• [Task goal] Extract all lines that hold the string "color".

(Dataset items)
<<<<

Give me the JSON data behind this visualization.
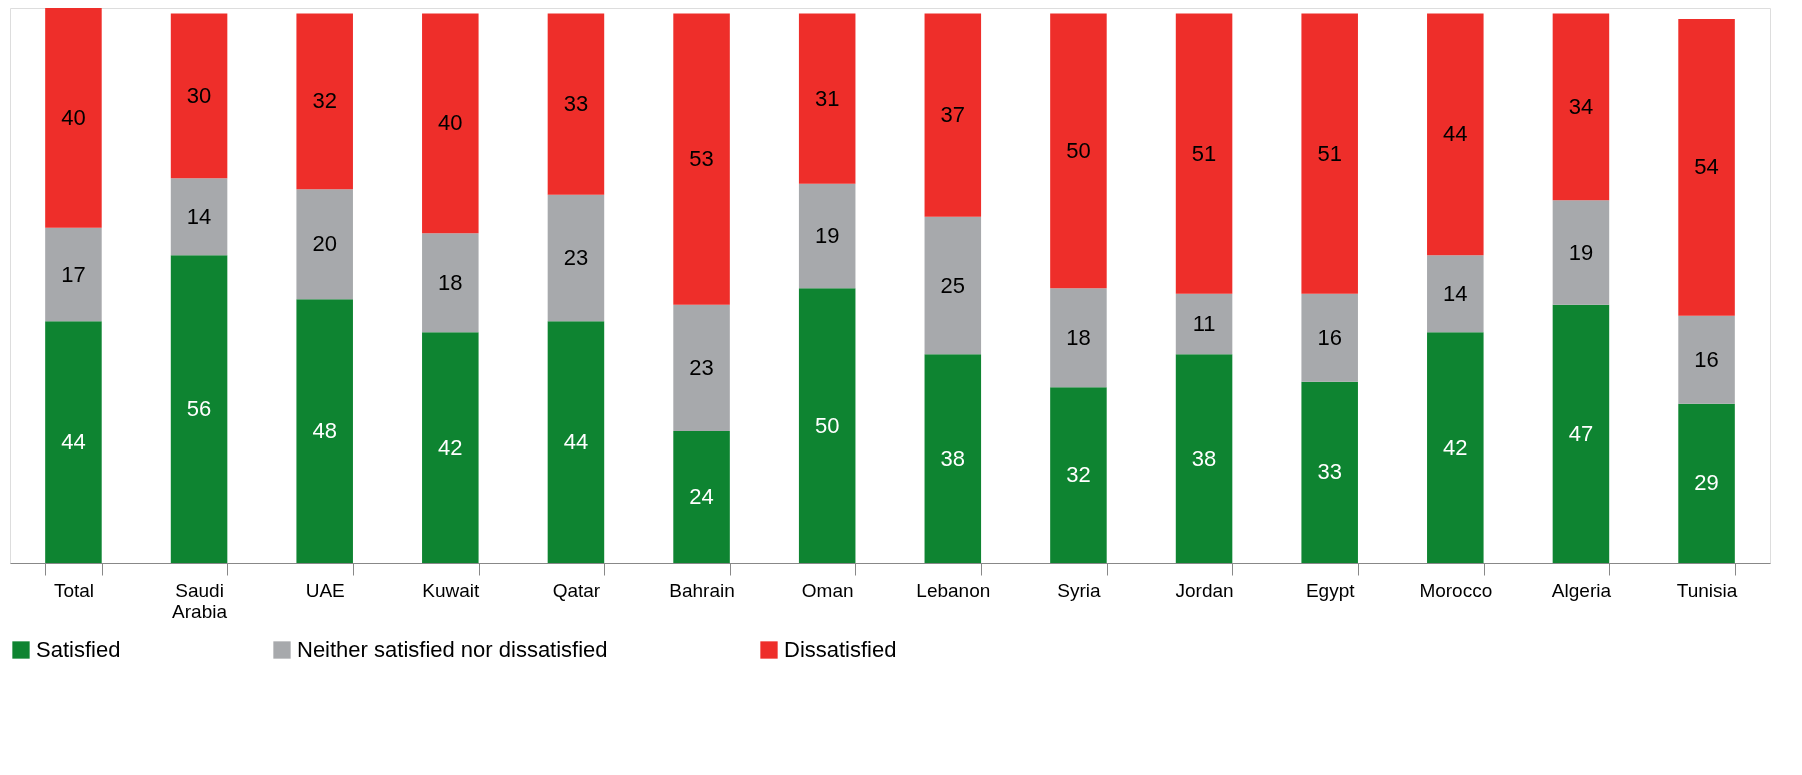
{
  "chart_data": {
    "type": "bar",
    "stacked": true,
    "data_labels": true,
    "legend": "bottom",
    "grid": false,
    "categories": [
      "Total",
      "Saudi Arabia",
      "UAE",
      "Kuwait",
      "Qatar",
      "Bahrain",
      "Oman",
      "Lebanon",
      "Syria",
      "Jordan",
      "Egypt",
      "Morocco",
      "Algeria",
      "Tunisia"
    ],
    "series": [
      {
        "name": "Satisfied",
        "color": "#0e8431",
        "values": [
          44,
          56,
          48,
          42,
          44,
          24,
          50,
          38,
          32,
          38,
          33,
          42,
          47,
          29
        ]
      },
      {
        "name": "Neither satisfied nor dissatisfied",
        "color": "#a7a9ac",
        "values": [
          17,
          14,
          20,
          18,
          23,
          23,
          19,
          25,
          18,
          11,
          16,
          14,
          19,
          16
        ]
      },
      {
        "name": "Dissatisfied",
        "color": "#ee2e2a",
        "values": [
          40,
          30,
          32,
          40,
          33,
          53,
          31,
          37,
          50,
          51,
          51,
          44,
          34,
          54
        ]
      }
    ]
  }
}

>>>>

• [Response to the exercise]
        "color": "#0e8431",
        "color": "#a7a9ac",
        "color": "#ee2e2a",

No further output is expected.